• Task to complete: Write out every line below that includes the word "done".

-- BEGIN Record list --

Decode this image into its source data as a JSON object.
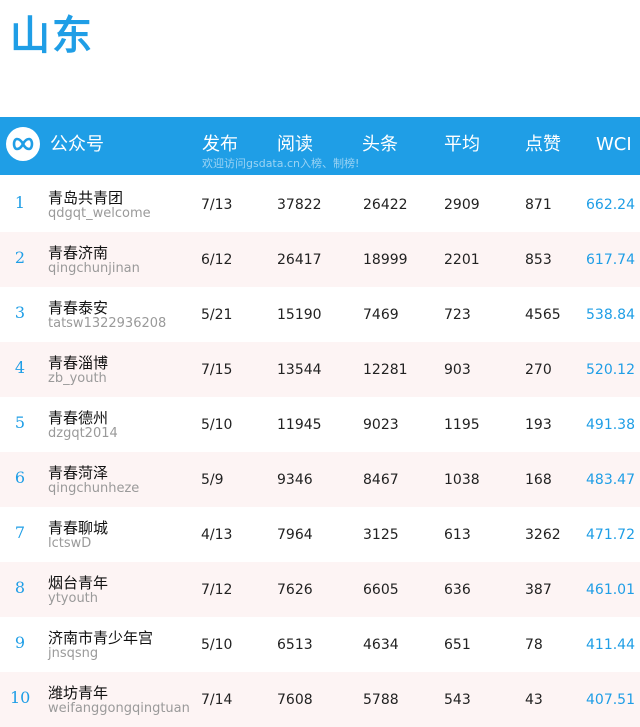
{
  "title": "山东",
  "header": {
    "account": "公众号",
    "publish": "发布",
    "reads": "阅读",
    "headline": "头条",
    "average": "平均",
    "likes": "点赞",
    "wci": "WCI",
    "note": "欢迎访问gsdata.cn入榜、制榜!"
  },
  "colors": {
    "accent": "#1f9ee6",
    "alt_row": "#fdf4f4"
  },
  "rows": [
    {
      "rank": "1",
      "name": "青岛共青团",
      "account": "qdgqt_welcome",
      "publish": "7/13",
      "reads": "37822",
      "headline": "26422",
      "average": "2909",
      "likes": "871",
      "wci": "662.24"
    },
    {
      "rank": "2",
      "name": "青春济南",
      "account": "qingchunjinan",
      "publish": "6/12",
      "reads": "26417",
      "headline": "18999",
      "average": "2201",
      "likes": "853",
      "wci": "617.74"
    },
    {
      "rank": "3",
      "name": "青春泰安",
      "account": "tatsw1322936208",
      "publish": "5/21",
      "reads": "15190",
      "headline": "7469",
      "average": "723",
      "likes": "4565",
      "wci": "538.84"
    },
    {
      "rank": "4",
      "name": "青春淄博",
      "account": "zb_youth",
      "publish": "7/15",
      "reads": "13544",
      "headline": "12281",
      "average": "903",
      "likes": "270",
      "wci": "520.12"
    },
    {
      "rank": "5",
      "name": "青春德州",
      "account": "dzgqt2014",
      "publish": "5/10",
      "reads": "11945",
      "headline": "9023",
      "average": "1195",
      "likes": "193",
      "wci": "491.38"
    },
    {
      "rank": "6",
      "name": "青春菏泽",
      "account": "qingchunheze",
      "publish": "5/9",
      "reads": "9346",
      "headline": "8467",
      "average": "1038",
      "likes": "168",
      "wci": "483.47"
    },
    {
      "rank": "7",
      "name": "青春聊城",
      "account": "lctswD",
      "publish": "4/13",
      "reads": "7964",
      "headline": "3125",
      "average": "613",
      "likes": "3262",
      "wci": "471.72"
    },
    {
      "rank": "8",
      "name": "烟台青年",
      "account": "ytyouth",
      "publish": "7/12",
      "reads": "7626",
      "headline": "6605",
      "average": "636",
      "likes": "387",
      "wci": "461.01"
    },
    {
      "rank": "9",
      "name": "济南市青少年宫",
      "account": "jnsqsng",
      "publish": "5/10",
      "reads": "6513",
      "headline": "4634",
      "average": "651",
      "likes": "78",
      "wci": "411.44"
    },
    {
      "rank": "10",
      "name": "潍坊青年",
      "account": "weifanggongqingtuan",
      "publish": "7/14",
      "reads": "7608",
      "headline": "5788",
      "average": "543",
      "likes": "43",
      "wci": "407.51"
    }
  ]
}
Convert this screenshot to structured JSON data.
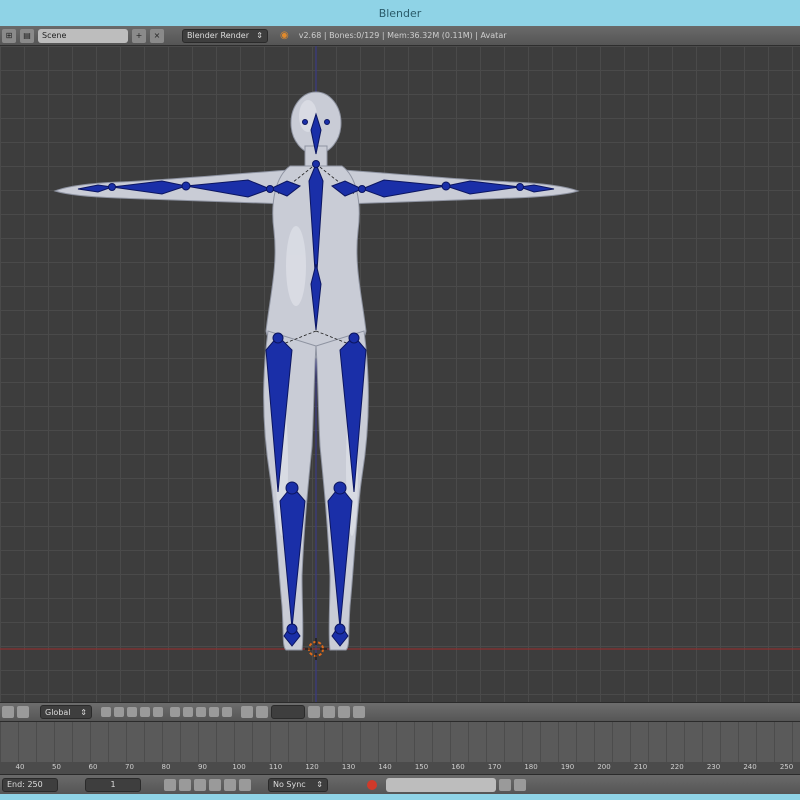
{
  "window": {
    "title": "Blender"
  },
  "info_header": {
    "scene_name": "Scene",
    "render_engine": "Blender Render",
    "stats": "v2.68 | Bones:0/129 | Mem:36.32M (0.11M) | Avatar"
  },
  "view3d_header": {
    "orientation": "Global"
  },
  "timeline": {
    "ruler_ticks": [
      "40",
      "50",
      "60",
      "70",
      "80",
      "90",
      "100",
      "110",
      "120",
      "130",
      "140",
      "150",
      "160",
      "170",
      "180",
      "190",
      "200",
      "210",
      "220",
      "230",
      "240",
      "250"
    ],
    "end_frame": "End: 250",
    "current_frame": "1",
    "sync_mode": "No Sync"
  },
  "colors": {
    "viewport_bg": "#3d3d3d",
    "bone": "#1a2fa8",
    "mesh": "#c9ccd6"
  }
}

-- END Record list --
-- BEGIN Record list --

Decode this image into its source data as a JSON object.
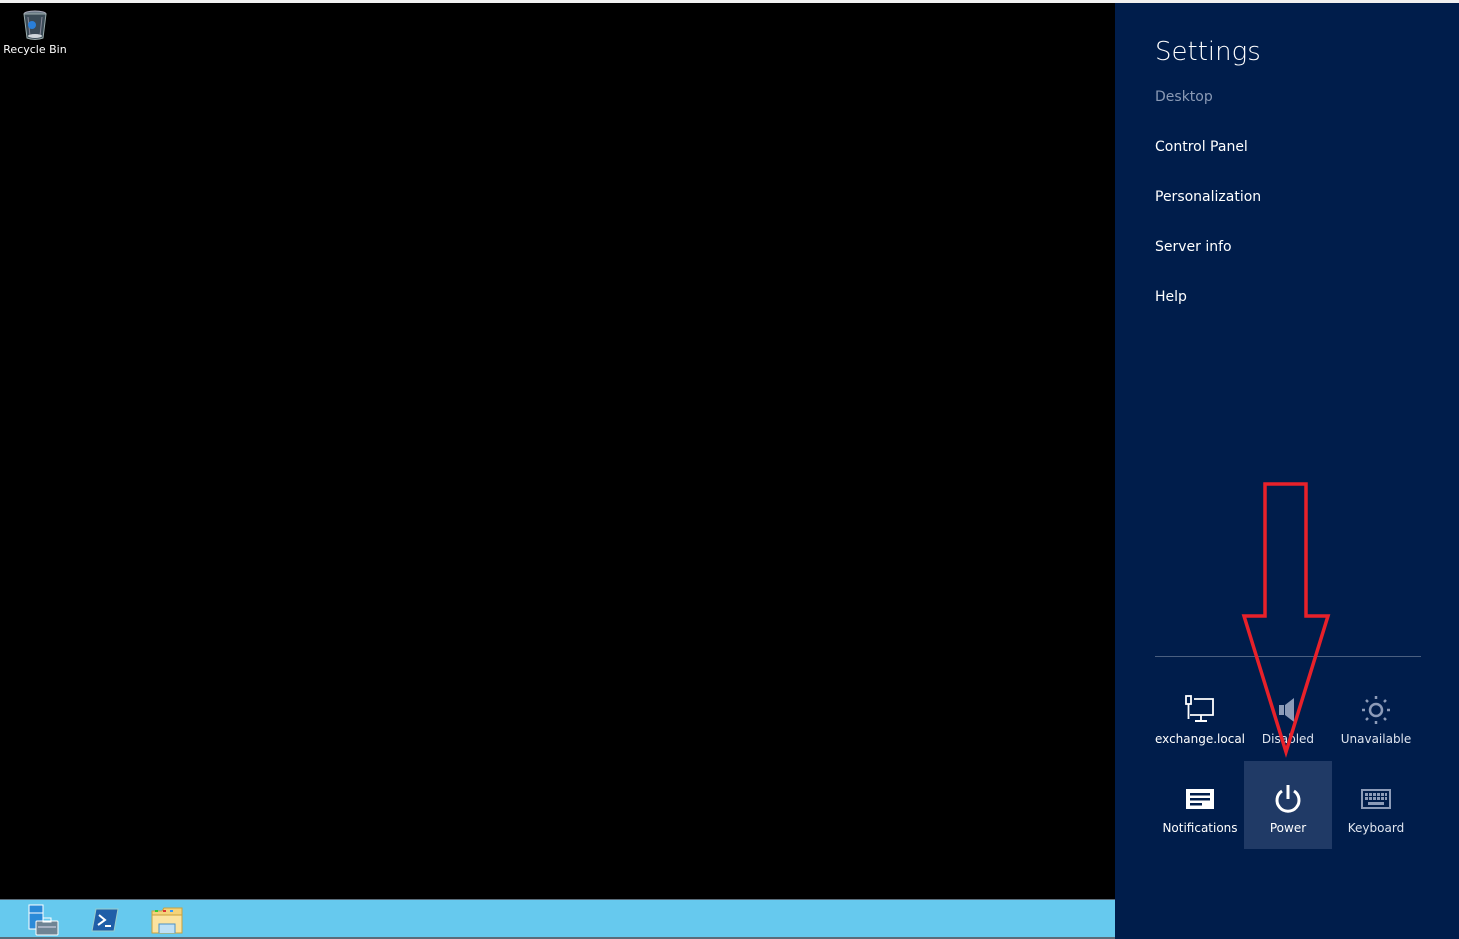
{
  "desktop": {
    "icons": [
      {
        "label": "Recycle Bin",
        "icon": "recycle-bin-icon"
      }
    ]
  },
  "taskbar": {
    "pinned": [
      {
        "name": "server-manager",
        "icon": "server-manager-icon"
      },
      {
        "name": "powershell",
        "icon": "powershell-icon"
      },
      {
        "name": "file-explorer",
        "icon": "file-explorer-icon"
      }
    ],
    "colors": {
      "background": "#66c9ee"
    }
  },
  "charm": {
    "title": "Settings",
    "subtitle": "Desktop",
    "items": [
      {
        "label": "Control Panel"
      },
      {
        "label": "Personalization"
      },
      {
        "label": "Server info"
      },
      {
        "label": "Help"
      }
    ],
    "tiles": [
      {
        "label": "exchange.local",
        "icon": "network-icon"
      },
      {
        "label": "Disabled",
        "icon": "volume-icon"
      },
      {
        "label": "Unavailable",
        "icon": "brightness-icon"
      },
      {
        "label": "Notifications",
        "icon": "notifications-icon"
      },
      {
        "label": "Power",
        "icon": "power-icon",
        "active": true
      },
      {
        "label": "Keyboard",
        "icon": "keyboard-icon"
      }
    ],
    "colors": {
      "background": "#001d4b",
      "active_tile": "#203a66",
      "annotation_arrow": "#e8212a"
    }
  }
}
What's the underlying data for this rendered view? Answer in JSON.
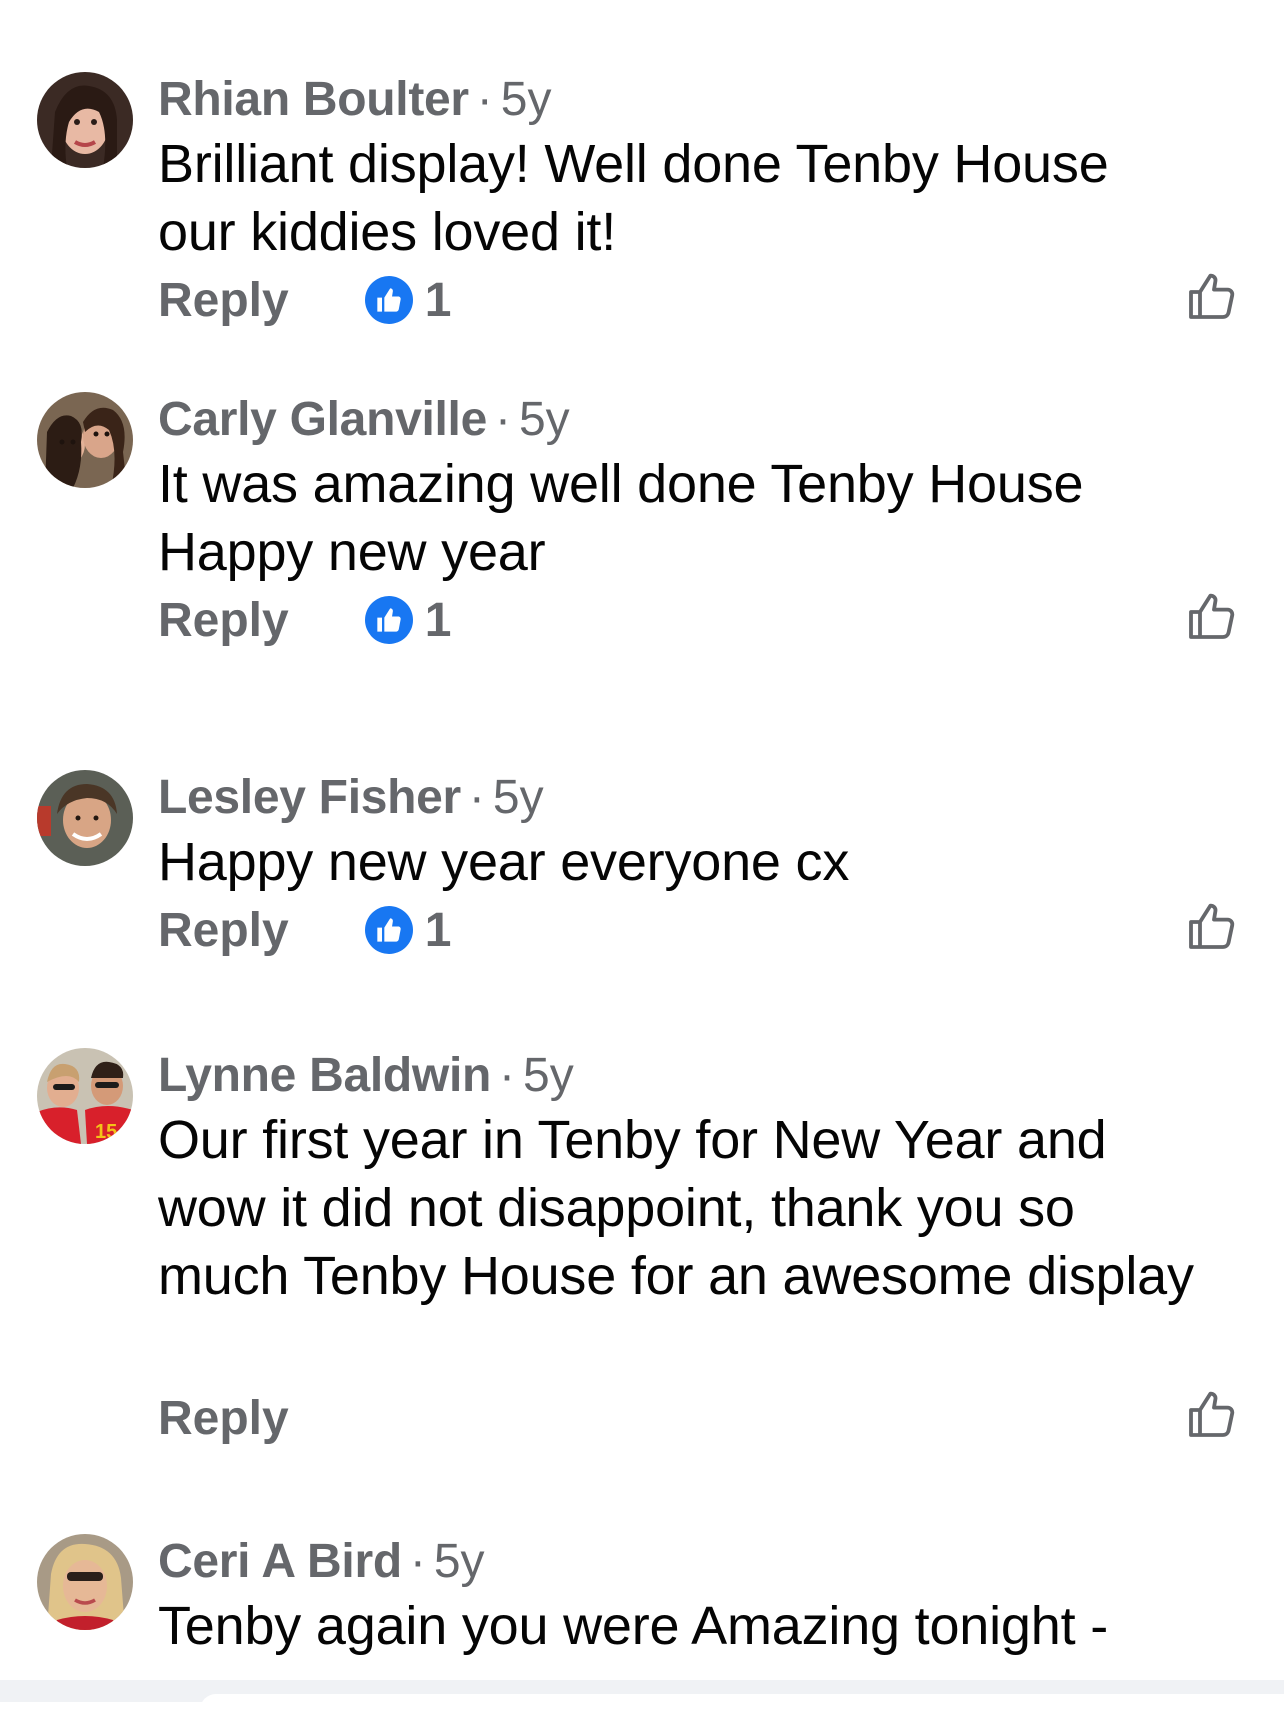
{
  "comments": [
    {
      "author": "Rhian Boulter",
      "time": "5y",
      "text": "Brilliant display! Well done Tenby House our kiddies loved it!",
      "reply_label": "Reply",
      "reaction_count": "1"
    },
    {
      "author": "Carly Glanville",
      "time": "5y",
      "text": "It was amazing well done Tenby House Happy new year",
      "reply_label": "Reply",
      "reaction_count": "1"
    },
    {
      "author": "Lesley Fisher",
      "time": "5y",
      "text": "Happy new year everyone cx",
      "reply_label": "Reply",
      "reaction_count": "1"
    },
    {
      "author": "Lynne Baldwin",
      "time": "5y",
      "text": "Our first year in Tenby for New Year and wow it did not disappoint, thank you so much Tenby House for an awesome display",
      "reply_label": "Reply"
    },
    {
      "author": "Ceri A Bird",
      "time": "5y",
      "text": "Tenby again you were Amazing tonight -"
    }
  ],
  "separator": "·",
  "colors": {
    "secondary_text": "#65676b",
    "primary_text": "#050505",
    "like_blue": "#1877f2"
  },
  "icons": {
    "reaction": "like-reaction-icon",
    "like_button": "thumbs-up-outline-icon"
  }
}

-- END Record list --

• Correct output:
      "text": "Brilliant display! Well done Tenby House our kiddies loved it!",
      "text": "It was amazing well done Tenby House Happy new year",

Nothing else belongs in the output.